-- Your objective --
Copy each line of the material in which the word "humans" appears.

------------

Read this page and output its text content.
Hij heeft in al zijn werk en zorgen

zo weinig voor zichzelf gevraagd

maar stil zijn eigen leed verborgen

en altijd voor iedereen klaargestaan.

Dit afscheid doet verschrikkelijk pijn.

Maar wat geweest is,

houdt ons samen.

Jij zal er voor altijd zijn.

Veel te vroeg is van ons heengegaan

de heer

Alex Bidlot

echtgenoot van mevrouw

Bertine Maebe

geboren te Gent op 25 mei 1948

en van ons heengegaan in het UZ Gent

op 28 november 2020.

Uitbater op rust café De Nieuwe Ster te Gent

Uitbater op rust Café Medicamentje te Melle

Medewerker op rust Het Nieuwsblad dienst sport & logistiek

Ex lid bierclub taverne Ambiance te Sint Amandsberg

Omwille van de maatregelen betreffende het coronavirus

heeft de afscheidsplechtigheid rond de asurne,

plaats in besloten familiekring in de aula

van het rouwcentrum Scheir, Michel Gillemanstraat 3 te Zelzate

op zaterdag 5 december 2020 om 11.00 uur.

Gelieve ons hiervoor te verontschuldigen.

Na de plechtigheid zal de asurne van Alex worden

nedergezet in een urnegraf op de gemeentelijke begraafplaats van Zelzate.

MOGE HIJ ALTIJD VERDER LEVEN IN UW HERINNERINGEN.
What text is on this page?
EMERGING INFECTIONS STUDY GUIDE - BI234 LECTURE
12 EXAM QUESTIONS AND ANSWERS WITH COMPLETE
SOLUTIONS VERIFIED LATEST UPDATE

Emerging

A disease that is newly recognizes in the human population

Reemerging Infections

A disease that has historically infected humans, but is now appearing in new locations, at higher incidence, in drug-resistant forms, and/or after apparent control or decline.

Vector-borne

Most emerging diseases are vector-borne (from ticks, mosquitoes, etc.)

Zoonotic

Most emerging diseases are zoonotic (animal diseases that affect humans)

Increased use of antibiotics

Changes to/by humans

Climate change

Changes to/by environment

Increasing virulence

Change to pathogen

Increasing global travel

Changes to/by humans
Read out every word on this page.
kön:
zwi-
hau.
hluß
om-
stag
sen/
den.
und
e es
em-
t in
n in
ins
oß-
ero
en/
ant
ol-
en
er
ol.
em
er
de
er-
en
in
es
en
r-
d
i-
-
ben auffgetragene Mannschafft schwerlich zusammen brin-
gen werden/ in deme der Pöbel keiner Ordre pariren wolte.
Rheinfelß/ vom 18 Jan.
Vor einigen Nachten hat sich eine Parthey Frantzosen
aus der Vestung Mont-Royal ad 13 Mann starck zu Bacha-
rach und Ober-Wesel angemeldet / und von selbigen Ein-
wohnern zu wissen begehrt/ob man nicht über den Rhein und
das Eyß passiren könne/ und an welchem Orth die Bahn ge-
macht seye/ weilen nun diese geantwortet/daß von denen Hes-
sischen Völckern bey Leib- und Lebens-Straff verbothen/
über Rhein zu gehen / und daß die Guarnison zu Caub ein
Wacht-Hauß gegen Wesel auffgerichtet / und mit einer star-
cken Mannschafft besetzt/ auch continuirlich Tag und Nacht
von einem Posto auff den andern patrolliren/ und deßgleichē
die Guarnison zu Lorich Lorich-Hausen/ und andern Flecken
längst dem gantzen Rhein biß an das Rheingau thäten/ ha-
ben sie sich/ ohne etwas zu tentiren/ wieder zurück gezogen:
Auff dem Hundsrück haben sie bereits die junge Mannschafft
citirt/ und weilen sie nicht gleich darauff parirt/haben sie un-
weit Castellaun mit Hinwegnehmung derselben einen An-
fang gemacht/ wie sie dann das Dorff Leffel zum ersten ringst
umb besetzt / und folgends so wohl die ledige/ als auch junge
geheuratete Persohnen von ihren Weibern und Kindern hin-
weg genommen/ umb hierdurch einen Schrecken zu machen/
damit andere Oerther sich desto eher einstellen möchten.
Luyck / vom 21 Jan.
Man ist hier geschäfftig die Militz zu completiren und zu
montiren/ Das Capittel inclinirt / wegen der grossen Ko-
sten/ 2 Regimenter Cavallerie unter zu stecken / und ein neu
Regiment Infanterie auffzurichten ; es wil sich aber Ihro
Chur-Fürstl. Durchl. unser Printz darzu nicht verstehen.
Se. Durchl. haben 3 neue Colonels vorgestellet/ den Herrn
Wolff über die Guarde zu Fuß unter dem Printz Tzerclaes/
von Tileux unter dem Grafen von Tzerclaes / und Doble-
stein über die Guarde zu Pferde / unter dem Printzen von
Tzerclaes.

------------

-- Finished exercise --
A disease that has historically infected humans, but is now appearing in new locations, at higher incidence, in drug-resistant forms, and/or after apparent control or decline.
Most emerging diseases are zoonotic (animal diseases that affect humans)
Changes to/by humans
Changes to/by humans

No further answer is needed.